Requirement -
The records below are split into lines. How many of those lines contain the string "MacroMicro"? Reply with the number only.

——————

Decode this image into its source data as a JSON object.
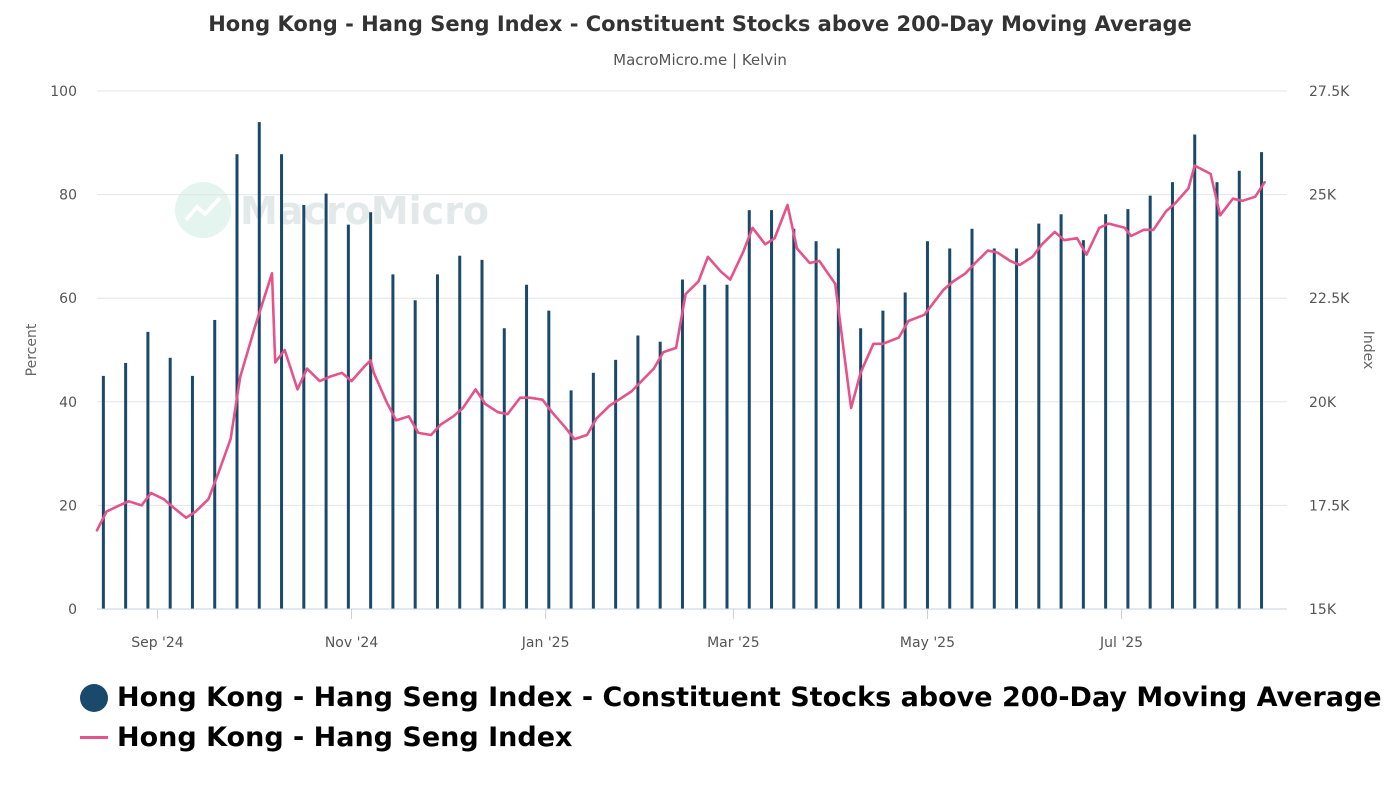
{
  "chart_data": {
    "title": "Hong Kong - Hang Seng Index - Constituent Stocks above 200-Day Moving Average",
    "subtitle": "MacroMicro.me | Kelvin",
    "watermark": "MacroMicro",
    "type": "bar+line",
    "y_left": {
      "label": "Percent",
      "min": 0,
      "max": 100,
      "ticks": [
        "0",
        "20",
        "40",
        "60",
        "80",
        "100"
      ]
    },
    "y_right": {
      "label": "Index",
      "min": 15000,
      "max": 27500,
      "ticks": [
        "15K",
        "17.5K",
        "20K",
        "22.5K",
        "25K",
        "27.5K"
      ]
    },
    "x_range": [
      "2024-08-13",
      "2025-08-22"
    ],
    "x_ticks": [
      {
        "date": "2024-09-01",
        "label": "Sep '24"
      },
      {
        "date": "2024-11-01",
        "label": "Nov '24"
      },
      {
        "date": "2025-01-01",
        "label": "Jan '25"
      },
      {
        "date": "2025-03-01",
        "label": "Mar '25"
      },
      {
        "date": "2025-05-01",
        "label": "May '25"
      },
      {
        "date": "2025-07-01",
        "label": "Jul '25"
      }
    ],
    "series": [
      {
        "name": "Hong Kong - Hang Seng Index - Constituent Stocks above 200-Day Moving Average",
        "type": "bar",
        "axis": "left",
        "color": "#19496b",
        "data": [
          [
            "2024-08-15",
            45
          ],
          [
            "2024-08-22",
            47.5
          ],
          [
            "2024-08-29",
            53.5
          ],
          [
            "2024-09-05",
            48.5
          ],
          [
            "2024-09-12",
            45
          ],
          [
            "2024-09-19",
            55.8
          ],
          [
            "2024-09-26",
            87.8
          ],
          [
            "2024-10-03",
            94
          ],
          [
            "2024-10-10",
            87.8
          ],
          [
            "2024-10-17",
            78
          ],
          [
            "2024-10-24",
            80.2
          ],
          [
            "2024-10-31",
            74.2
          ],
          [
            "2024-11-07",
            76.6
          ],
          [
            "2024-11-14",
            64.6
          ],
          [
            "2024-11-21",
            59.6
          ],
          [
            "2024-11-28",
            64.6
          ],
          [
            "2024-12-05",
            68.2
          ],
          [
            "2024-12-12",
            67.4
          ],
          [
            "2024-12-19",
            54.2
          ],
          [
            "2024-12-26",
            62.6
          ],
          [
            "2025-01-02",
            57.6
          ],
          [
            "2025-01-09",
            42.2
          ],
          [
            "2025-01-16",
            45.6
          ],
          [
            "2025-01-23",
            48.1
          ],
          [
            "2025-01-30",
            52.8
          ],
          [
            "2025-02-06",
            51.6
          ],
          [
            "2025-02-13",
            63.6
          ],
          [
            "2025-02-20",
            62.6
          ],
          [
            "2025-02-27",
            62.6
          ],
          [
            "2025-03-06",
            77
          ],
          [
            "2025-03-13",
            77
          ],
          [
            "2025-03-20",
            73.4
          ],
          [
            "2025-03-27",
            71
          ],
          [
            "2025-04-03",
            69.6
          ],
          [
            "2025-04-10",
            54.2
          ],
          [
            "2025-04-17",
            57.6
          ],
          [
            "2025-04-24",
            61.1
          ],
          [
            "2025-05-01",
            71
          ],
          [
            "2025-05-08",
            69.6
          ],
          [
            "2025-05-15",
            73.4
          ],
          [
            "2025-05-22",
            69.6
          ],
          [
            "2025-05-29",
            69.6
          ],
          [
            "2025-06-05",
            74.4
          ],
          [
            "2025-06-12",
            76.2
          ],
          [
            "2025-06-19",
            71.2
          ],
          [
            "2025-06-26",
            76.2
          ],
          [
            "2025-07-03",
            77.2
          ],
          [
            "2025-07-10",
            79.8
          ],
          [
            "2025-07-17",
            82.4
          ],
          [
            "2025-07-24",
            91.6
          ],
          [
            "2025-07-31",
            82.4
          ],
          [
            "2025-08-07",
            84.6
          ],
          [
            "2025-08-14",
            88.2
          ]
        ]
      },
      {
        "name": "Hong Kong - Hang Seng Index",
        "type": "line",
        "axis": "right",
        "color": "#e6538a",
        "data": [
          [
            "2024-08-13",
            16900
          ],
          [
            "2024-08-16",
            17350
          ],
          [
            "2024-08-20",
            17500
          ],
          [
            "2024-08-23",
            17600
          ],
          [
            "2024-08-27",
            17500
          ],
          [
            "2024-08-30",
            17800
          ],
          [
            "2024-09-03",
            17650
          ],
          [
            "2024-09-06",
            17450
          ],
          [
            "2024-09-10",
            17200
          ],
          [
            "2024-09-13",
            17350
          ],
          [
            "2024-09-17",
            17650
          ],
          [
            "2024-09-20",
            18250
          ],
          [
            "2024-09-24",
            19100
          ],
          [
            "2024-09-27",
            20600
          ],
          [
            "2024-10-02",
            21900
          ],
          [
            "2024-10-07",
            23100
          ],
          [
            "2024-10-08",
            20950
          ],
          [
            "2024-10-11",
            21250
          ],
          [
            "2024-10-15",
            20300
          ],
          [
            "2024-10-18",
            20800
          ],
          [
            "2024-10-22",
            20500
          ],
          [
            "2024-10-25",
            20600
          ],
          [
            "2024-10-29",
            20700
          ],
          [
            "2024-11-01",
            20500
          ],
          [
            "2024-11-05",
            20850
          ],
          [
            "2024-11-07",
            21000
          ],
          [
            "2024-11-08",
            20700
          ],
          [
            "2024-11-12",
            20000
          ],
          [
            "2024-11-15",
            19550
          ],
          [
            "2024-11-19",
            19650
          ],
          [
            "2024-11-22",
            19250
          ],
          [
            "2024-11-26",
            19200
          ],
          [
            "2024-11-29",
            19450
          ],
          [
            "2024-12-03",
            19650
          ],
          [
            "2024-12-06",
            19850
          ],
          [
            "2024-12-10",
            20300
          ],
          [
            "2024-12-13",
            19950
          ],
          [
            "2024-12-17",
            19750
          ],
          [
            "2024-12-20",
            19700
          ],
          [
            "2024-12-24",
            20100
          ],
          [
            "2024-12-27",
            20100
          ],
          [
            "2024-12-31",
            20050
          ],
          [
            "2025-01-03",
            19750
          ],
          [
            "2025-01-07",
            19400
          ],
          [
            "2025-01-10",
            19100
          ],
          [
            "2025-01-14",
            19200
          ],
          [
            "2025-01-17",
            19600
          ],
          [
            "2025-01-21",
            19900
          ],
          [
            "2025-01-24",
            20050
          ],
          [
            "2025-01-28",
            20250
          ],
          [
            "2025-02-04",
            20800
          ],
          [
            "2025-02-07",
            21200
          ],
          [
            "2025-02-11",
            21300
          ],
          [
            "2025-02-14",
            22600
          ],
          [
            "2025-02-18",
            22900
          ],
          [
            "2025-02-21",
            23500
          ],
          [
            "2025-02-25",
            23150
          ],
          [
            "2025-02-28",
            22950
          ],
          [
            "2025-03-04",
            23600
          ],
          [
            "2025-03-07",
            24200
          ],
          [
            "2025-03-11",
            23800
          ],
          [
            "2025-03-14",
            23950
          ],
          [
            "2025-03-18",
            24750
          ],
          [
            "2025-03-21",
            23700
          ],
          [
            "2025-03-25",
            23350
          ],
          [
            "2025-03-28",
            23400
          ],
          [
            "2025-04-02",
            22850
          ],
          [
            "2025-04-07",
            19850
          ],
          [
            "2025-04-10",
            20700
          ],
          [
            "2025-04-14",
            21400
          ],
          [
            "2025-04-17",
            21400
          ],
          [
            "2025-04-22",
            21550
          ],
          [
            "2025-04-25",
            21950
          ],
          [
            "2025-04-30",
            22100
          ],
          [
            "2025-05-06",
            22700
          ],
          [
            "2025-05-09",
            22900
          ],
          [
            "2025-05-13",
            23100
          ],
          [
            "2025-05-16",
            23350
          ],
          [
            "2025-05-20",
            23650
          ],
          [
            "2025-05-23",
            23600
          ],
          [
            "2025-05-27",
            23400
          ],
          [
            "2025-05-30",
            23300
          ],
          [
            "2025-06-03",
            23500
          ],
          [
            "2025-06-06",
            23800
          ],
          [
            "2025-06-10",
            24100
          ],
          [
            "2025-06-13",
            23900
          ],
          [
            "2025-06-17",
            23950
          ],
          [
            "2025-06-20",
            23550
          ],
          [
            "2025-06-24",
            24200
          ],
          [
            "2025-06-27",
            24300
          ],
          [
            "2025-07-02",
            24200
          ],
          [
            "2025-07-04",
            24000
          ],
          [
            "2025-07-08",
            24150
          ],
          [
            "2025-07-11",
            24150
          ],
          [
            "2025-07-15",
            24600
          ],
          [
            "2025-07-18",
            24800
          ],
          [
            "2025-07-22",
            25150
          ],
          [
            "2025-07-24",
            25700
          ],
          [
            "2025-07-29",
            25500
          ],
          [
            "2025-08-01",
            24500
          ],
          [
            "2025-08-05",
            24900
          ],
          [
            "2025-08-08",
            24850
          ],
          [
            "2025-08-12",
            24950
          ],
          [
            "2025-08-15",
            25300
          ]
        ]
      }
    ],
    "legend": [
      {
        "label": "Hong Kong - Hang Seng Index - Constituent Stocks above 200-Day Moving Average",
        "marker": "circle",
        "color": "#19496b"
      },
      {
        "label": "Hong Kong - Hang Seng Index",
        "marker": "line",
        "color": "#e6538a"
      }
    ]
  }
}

——————

Task answer -
2